* _Set exercise_: Read through the data and count the lines that contain the string "прототипирования"; give only the result.

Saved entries
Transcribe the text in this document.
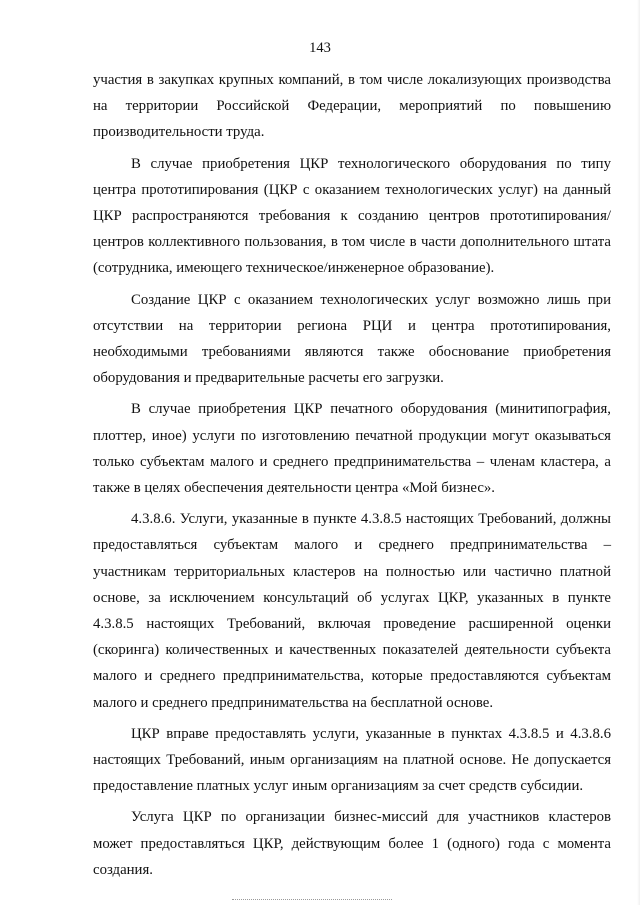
143

участия в закупках крупных компаний, в том числе локализующих производства на территории Российской Федерации, мероприятий по повышению производительности труда.

В случае приобретения ЦКР технологического оборудования по типу центра прототипирования (ЦКР с оказанием технологических услуг) на данный ЦКР распространяются требования к созданию центров прототипирования/центров коллективного пользования, в том числе в части дополнительного штата (сотрудника, имеющего техническое/инженерное образование).

Создание ЦКР с оказанием технологических услуг возможно лишь при отсутствии на территории региона РЦИ и центра прототипирования, необходимыми требованиями являются также обоснование приобретения оборудования и предварительные расчеты его загрузки.

В случае приобретения ЦКР печатного оборудования (минитипография, плоттер, иное) услуги по изготовлению печатной продукции могут оказываться только субъектам малого и среднего предпринимательства – членам кластера, а также в целях обеспечения деятельности центра «Мой бизнес».

4.3.8.6. Услуги, указанные в пункте 4.3.8.5 настоящих Требований, должны предоставляться субъектам малого и среднего предпринимательства – участникам территориальных кластеров на полностью или частично платной основе, за исключением консультаций об услугах ЦКР, указанных в пункте 4.3.8.5 настоящих Требований, включая проведение расширенной оценки (скоринга) количественных и качественных показателей деятельности субъекта малого и среднего предпринимательства, которые предоставляются субъектам малого и среднего предпринимательства на бесплатной основе.

ЦКР вправе предоставлять услуги, указанные в пунктах 4.3.8.5 и 4.3.8.6 настоящих Требований, иным организациям на платной основе. Не допускается предоставление платных услуг иным организациям за счет средств субсидии.

Услуга ЦКР по организации бизнес-миссий для участников кластеров может предоставляться ЦКР, действующим более 1 (одного) года с момента создания.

* _Written response_: 2